## BRIEF
Write out each line of the listing as it stands, without the images.

━━━ RECORD SET ━━━

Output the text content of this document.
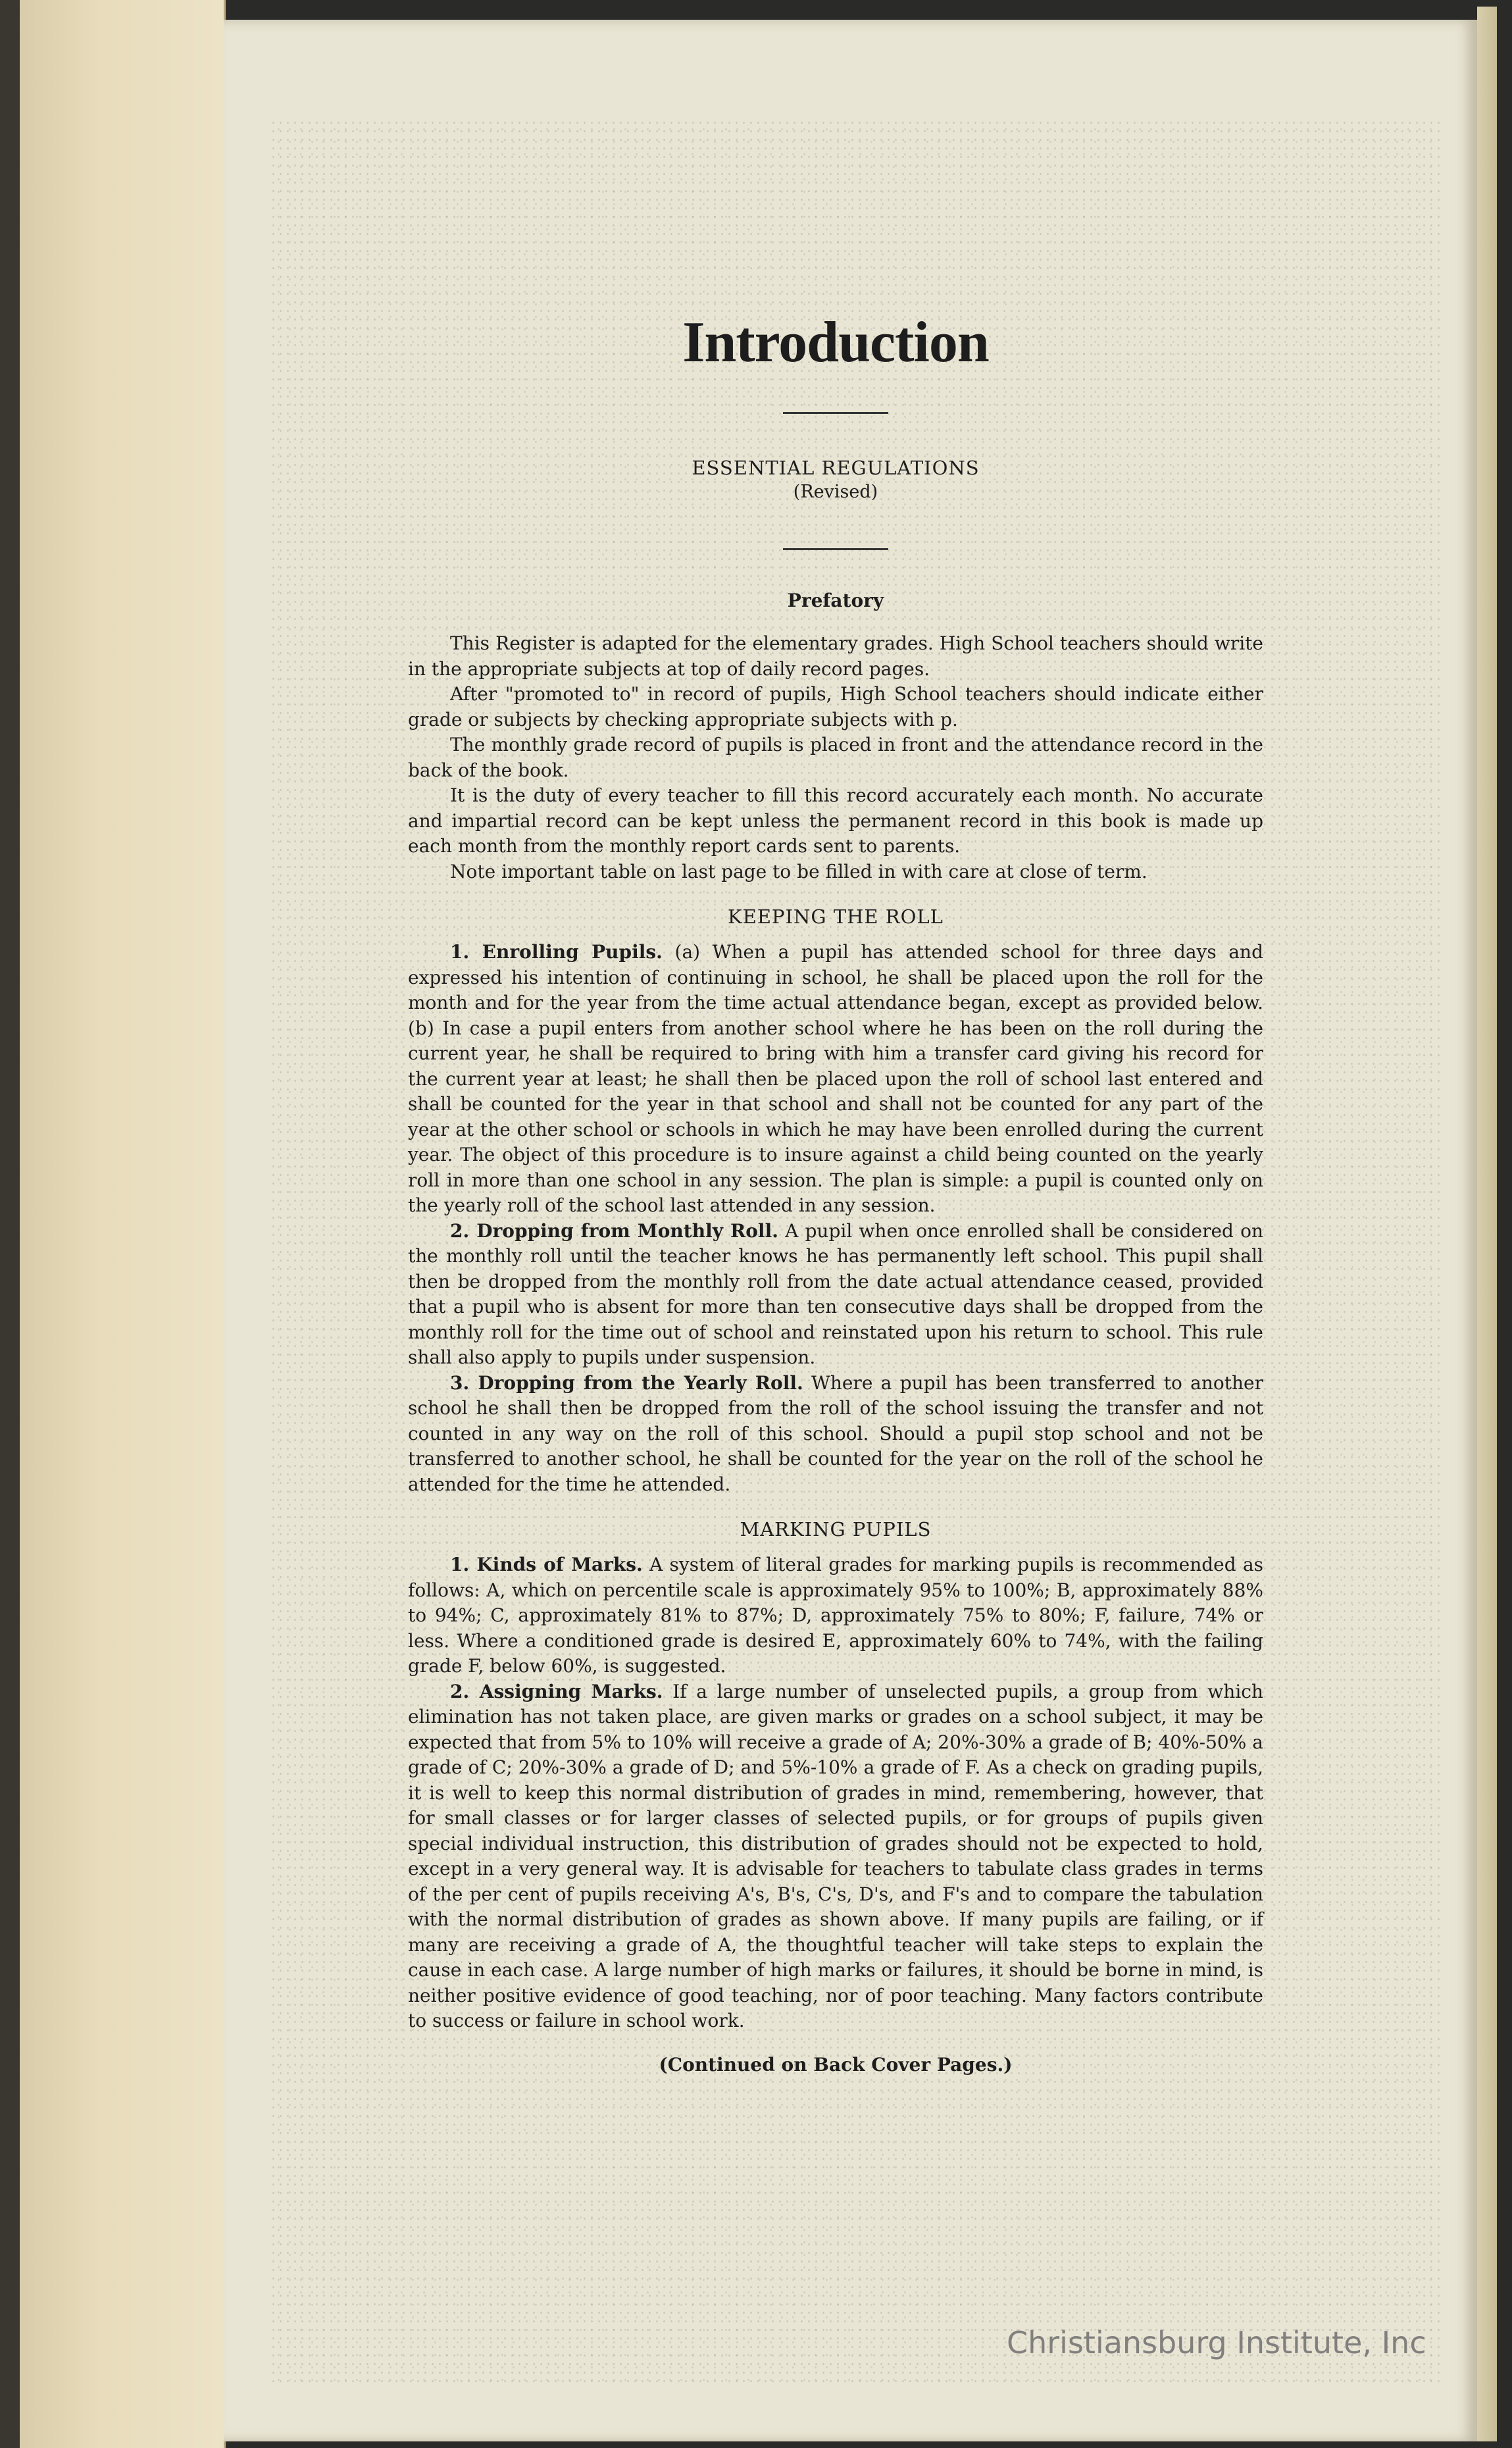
Introduction
ESSENTIAL REGULATIONS
(Revised)
Prefatory

This Register is adapted for the elementary grades. High School teachers should write in the appropriate subjects at top of daily record pages.

After "promoted to" in record of pupils, High School teachers should indicate either grade or subjects by checking appropriate subjects with p.

The monthly grade record of pupils is placed in front and the attendance record in the back of the book.

It is the duty of every teacher to fill this record accurately each month. No accurate and impartial record can be kept unless the permanent record in this book is made up each month from the monthly report cards sent to parents.

Note important table on last page to be filled in with care at close of term.

KEEPING THE ROLL

1. Enrolling Pupils. (a) When a pupil has attended school for three days and expressed his intention of continuing in school, he shall be placed upon the roll for the month and for the year from the time actual attendance began, except as provided below. (b) In case a pupil enters from another school where he has been on the roll during the current year, he shall be required to bring with him a transfer card giving his record for the current year at least; he shall then be placed upon the roll of school last entered and shall be counted for the year in that school and shall not be counted for any part of the year at the other school or schools in which he may have been enrolled during the current year. The object of this procedure is to insure against a child being counted on the yearly roll in more than one school in any session. The plan is simple: a pupil is counted only on the yearly roll of the school last attended in any session.

2. Dropping from Monthly Roll. A pupil when once enrolled shall be considered on the monthly roll until the teacher knows he has permanently left school. This pupil shall then be dropped from the monthly roll from the date actual attendance ceased, provided that a pupil who is absent for more than ten consecutive days shall be dropped from the monthly roll for the time out of school and reinstated upon his return to school. This rule shall also apply to pupils under suspension.

3. Dropping from the Yearly Roll. Where a pupil has been transferred to another school he shall then be dropped from the roll of the school issuing the transfer and not counted in any way on the roll of this school. Should a pupil stop school and not be transferred to another school, he shall be counted for the year on the roll of the school he attended for the time he attended.

MARKING PUPILS

1. Kinds of Marks. A system of literal grades for marking pupils is recommended as follows: A, which on percentile scale is approximately 95% to 100%; B, approximately 88% to 94%; C, approximately 81% to 87%; D, approximately 75% to 80%; F, failure, 74% or less. Where a conditioned grade is desired E, approximately 60% to 74%, with the failing grade F, below 60%, is suggested.

2. Assigning Marks. If a large number of unselected pupils, a group from which elimination has not taken place, are given marks or grades on a school subject, it may be expected that from 5% to 10% will receive a grade of A; 20%-30% a grade of B; 40%-50% a grade of C; 20%-30% a grade of D; and 5%-10% a grade of F. As a check on grading pupils, it is well to keep this normal distribution of grades in mind, remembering, however, that for small classes or for larger classes of selected pupils, or for groups of pupils given special individual instruction, this distribution of grades should not be expected to hold, except in a very general way. It is advisable for teachers to tabulate class grades in terms of the per cent of pupils receiving A's, B's, C's, D's, and F's and to compare the tabulation with the normal distribution of grades as shown above. If many pupils are failing, or if many are receiving a grade of A, the thoughtful teacher will take steps to explain the cause in each case. A large number of high marks or failures, it should be borne in mind, is neither positive evidence of good teaching, nor of poor teaching. Many factors contribute to success or failure in school work.

(Continued on Back Cover Pages.)
Christiansburg Institute, Inc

━━━

## CORRECT RESULT
Output the text content of this document.
Introduction
ESSENTIAL REGULATIONS
(Revised)
Prefatory

This Register is adapted for the elementary grades. High School teachers should write in the appropriate subjects at top of daily record pages.

After "promoted to" in record of pupils, High School teachers should indicate either grade or subjects by checking appropriate subjects with p.

The monthly grade record of pupils is placed in front and the attendance record in the back of the book.

It is the duty of every teacher to fill this record accurately each month. No accurate and impartial record can be kept unless the permanent record in this book is made up each month from the monthly report cards sent to parents.

Note important table on last page to be filled in with care at close of term.

KEEPING THE ROLL

1. Enrolling Pupils. (a) When a pupil has attended school for three days and expressed his intention of continuing in school, he shall be placed upon the roll for the month and for the year from the time actual attendance began, except as provided below. (b) In case a pupil enters from another school where he has been on the roll during the current year, he shall be required to bring with him a transfer card giving his record for the current year at least; he shall then be placed upon the roll of school last entered and shall be counted for the year in that school and shall not be counted for any part of the year at the other school or schools in which he may have been enrolled during the current year. The object of this procedure is to insure against a child being counted on the yearly roll in more than one school in any session. The plan is simple: a pupil is counted only on the yearly roll of the school last attended in any session.

2. Dropping from Monthly Roll. A pupil when once enrolled shall be considered on the monthly roll until the teacher knows he has permanently left school. This pupil shall then be dropped from the monthly roll from the date actual attendance ceased, provided that a pupil who is absent for more than ten consecutive days shall be dropped from the monthly roll for the time out of school and reinstated upon his return to school. This rule shall also apply to pupils under suspension.

3. Dropping from the Yearly Roll. Where a pupil has been transferred to another school he shall then be dropped from the roll of the school issuing the transfer and not counted in any way on the roll of this school. Should a pupil stop school and not be transferred to another school, he shall be counted for the year on the roll of the school he attended for the time he attended.

MARKING PUPILS

1. Kinds of Marks. A system of literal grades for marking pupils is recommended as follows: A, which on percentile scale is approximately 95% to 100%; B, approximately 88% to 94%; C, approximately 81% to 87%; D, approximately 75% to 80%; F, failure, 74% or less. Where a conditioned grade is desired E, approximately 60% to 74%, with the failing grade F, below 60%, is suggested.

2. Assigning Marks. If a large number of unselected pupils, a group from which elimination has not taken place, are given marks or grades on a school subject, it may be expected that from 5% to 10% will receive a grade of A; 20%-30% a grade of B; 40%-50% a grade of C; 20%-30% a grade of D; and 5%-10% a grade of F. As a check on grading pupils, it is well to keep this normal distribution of grades in mind, remembering, however, that for small classes or for larger classes of selected pupils, or for groups of pupils given special individual instruction, this distribution of grades should not be expected to hold, except in a very general way. It is advisable for teachers to tabulate class grades in terms of the per cent of pupils receiving A's, B's, C's, D's, and F's and to compare the tabulation with the normal distribution of grades as shown above. If many pupils are failing, or if many are receiving a grade of A, the thoughtful teacher will take steps to explain the cause in each case. A large number of high marks or failures, it should be borne in mind, is neither positive evidence of good teaching, nor of poor teaching. Many factors contribute to success or failure in school work.

(Continued on Back Cover Pages.)
Christiansburg Institute, Inc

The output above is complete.